#### Task directions
Say how many lines in the records include the string "Prism", adding no other words.

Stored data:
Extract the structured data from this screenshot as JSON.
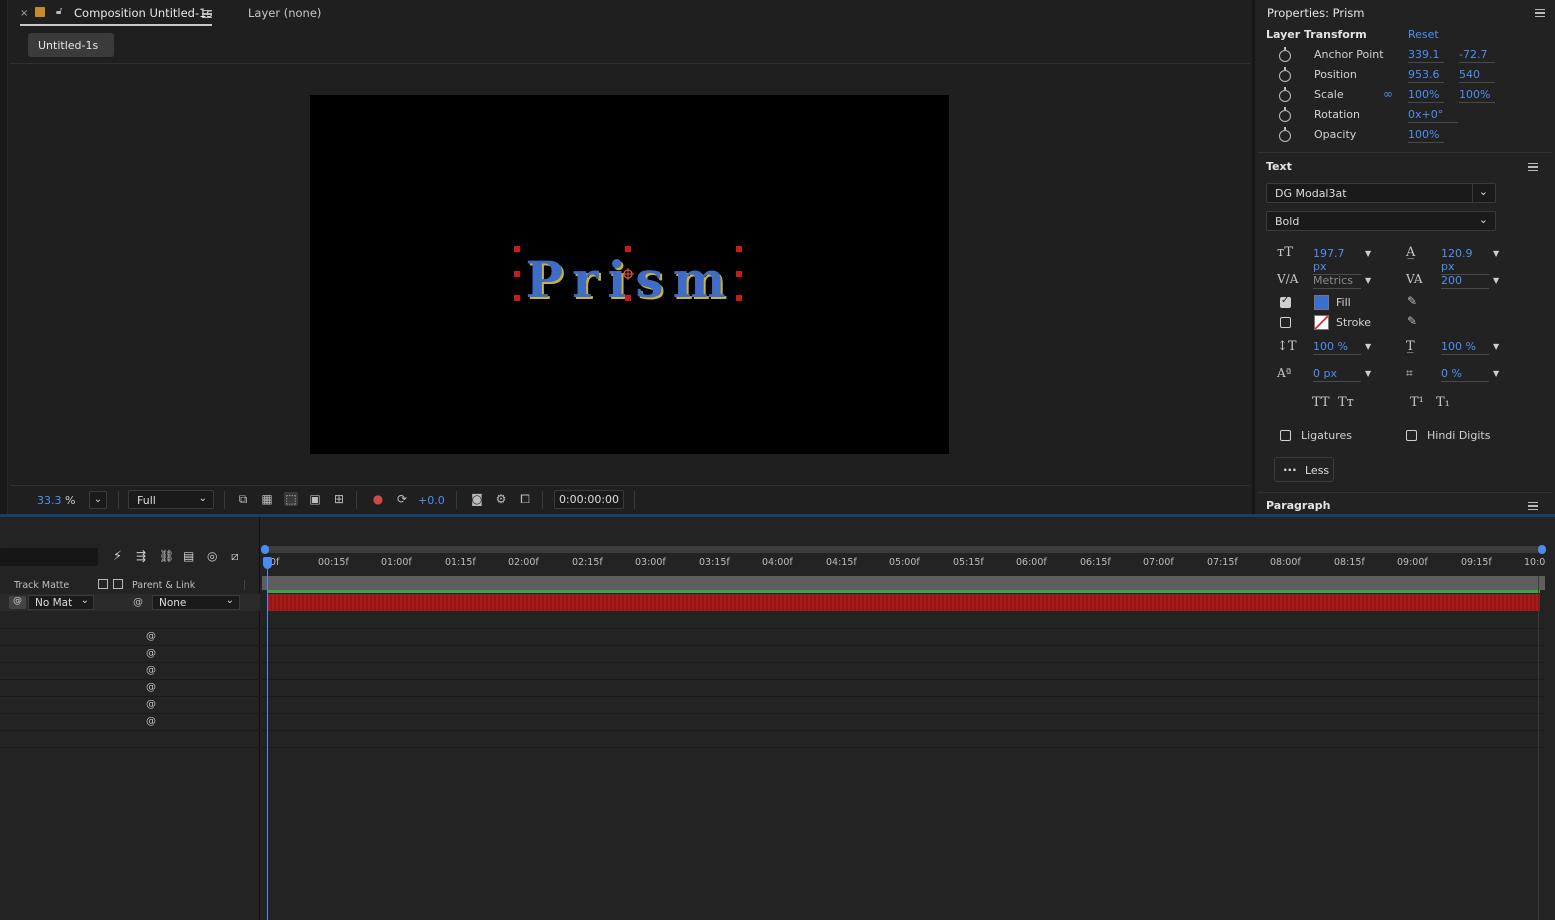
{
  "composition_panel": {
    "tab_title": "Composition Untitled-1s",
    "layer_tab": "Layer (none)",
    "chip_label": "Untitled-1s",
    "canvas_text": "Prism",
    "bottom_bar": {
      "zoom_value": "33.3",
      "zoom_unit": "%",
      "resolution": "Full",
      "exposure": "+0.0",
      "timecode": "0:00:00:00"
    }
  },
  "properties": {
    "title": "Properties: Prism",
    "layer_transform": {
      "heading": "Layer Transform",
      "reset_label": "Reset",
      "rows": [
        {
          "label": "Anchor Point",
          "v1": "339.1",
          "v2": "-72.7"
        },
        {
          "label": "Position",
          "v1": "953.6",
          "v2": "540"
        },
        {
          "label": "Scale",
          "v1": "100%",
          "v2": "100%"
        },
        {
          "label": "Rotation",
          "v1": "0x+0°",
          "v2": ""
        },
        {
          "label": "Opacity",
          "v1": "100%",
          "v2": ""
        }
      ]
    },
    "text": {
      "heading": "Text",
      "font_family": "DG Modal3at",
      "font_style": "Bold",
      "font_size": "197.7 px",
      "leading": "120.9 px",
      "kerning": "Metrics",
      "tracking": "200",
      "fill_label": "Fill",
      "stroke_label": "Stroke",
      "fill_color": "#3a6fd0",
      "vert_scale": "100 %",
      "horiz_scale": "100 %",
      "baseline_shift": "0 px",
      "tsume": "0 %",
      "caps_all": "TT",
      "caps_small": "Tт",
      "superscript": "T¹",
      "subscript": "T₁",
      "ligatures_label": "Ligatures",
      "hindi_digits_label": "Hindi Digits",
      "less_label": "Less",
      "less_icon": "..."
    },
    "paragraph_heading": "Paragraph"
  },
  "timeline": {
    "headers": {
      "track_matte": "Track Matte",
      "parent_link": "Parent & Link"
    },
    "layer": {
      "matte_value": "No Mat",
      "parent_value": "None"
    },
    "ruler_ticks": [
      "0f",
      "00:15f",
      "01:00f",
      "01:15f",
      "02:00f",
      "02:15f",
      "03:00f",
      "03:15f",
      "04:00f",
      "04:15f",
      "05:00f",
      "05:15f",
      "06:00f",
      "06:15f",
      "07:00f",
      "07:15f",
      "08:00f",
      "08:15f",
      "09:00f",
      "09:15f",
      "10:0"
    ]
  }
}
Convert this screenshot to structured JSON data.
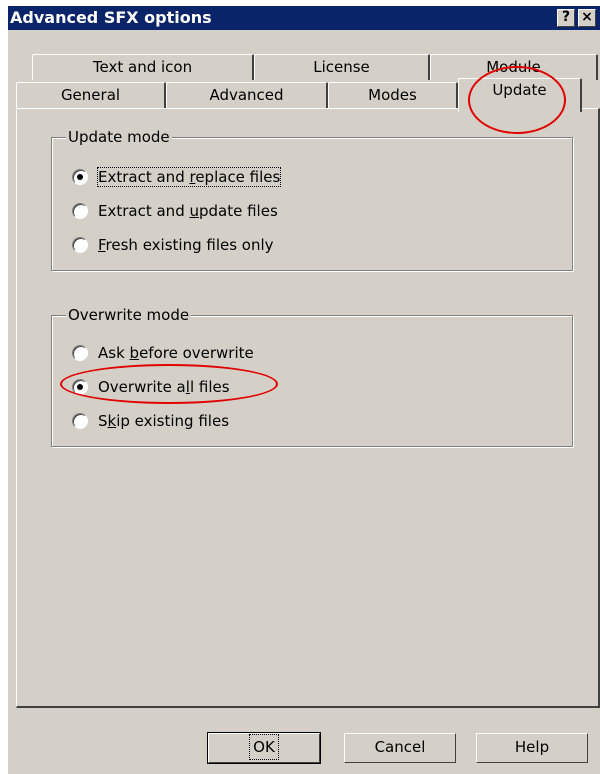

#### Answer to this task
2